WORK INSTRUCTIONS ::
Are you able to quote each entry exactly as written?

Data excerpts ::
▶
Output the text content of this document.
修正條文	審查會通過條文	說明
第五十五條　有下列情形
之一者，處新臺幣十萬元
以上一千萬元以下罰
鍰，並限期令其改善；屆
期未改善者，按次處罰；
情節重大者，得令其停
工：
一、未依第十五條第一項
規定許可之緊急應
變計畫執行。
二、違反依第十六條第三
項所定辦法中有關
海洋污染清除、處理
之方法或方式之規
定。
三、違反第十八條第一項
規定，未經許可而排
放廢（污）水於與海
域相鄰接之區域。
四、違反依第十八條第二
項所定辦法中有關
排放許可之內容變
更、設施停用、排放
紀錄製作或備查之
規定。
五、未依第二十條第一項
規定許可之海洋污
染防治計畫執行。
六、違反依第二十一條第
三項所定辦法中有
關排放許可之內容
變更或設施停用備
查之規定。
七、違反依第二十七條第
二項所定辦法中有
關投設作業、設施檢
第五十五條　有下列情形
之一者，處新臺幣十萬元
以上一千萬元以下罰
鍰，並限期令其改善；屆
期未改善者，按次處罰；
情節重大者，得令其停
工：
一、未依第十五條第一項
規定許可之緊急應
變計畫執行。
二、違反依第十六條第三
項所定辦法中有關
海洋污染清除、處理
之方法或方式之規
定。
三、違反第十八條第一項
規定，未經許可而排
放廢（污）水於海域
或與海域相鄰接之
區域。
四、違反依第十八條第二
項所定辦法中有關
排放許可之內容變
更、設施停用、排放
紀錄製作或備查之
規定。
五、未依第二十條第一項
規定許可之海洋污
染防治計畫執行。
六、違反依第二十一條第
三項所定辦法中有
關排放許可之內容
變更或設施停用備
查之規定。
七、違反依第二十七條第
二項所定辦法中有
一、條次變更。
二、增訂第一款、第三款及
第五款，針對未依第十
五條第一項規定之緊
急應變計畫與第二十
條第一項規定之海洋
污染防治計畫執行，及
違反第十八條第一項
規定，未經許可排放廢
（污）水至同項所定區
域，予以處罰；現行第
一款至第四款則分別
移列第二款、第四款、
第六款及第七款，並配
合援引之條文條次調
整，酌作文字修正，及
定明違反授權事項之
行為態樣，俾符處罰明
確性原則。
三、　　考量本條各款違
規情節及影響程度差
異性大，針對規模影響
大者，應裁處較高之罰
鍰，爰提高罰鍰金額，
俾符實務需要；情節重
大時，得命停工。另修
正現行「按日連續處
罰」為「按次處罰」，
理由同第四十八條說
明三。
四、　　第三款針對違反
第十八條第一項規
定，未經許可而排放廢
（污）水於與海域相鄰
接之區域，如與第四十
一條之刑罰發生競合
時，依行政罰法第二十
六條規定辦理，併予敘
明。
◀
EXERCISE RESULT ::
Output the text content of this document.
修正條文	審查會通過條文	說明
第五十五條　有下列情形
之一者，處新臺幣十萬元
以上一千萬元以下罰
鍰，並限期令其改善；屆
期未改善者，按次處罰；
情節重大者，得令其停
工：
一、未依第十五條第一項
規定許可之緊急應
變計畫執行。
二、違反依第十六條第三
項所定辦法中有關
海洋污染清除、處理
之方法或方式之規
定。
三、違反第十八條第一項
規定，未經許可而排
放廢（污）水於與海
域相鄰接之區域。
四、違反依第十八條第二
項所定辦法中有關
排放許可之內容變
更、設施停用、排放
紀錄製作或備查之
規定。
五、未依第二十條第一項
規定許可之海洋污
染防治計畫執行。
六、違反依第二十一條第
三項所定辦法中有
關排放許可之內容
變更或設施停用備
查之規定。
七、違反依第二十七條第
二項所定辦法中有
關投設作業、設施檢
第五十五條　有下列情形
之一者，處新臺幣十萬元
以上一千萬元以下罰
鍰，並限期令其改善；屆
期未改善者，按次處罰；
情節重大者，得令其停
工：
一、未依第十五條第一項
規定許可之緊急應
變計畫執行。
二、違反依第十六條第三
項所定辦法中有關
海洋污染清除、處理
之方法或方式之規
定。
三、違反第十八條第一項
規定，未經許可而排
放廢（污）水於海域
或與海域相鄰接之
區域。
四、違反依第十八條第二
項所定辦法中有關
排放許可之內容變
更、設施停用、排放
紀錄製作或備查之
規定。
五、未依第二十條第一項
規定許可之海洋污
染防治計畫執行。
六、違反依第二十一條第
三項所定辦法中有
關排放許可之內容
變更或設施停用備
查之規定。
七、違反依第二十七條第
二項所定辦法中有
一、條次變更。
二、增訂第一款、第三款及
第五款，針對未依第十
五條第一項規定之緊
急應變計畫與第二十
條第一項規定之海洋
污染防治計畫執行，及
違反第十八條第一項
規定，未經許可排放廢
（污）水至同項所定區
域，予以處罰；現行第
一款至第四款則分別
移列第二款、第四款、
第六款及第七款，並配
合援引之條文條次調
整，酌作文字修正，及
定明違反授權事項之
行為態樣，俾符處罰明
確性原則。
三、　　考量本條各款違
規情節及影響程度差
異性大，針對規模影響
大者，應裁處較高之罰
鍰，爰提高罰鍰金額，
俾符實務需要；情節重
大時，得命停工。另修
正現行「按日連續處
罰」為「按次處罰」，
理由同第四十八條說
明三。
四、　　第三款針對違反
第十八條第一項規
定，未經許可而排放廢
（污）水於與海域相鄰
接之區域，如與第四十
一條之刑罰發生競合
時，依行政罰法第二十
六條規定辦理，併予敘
明。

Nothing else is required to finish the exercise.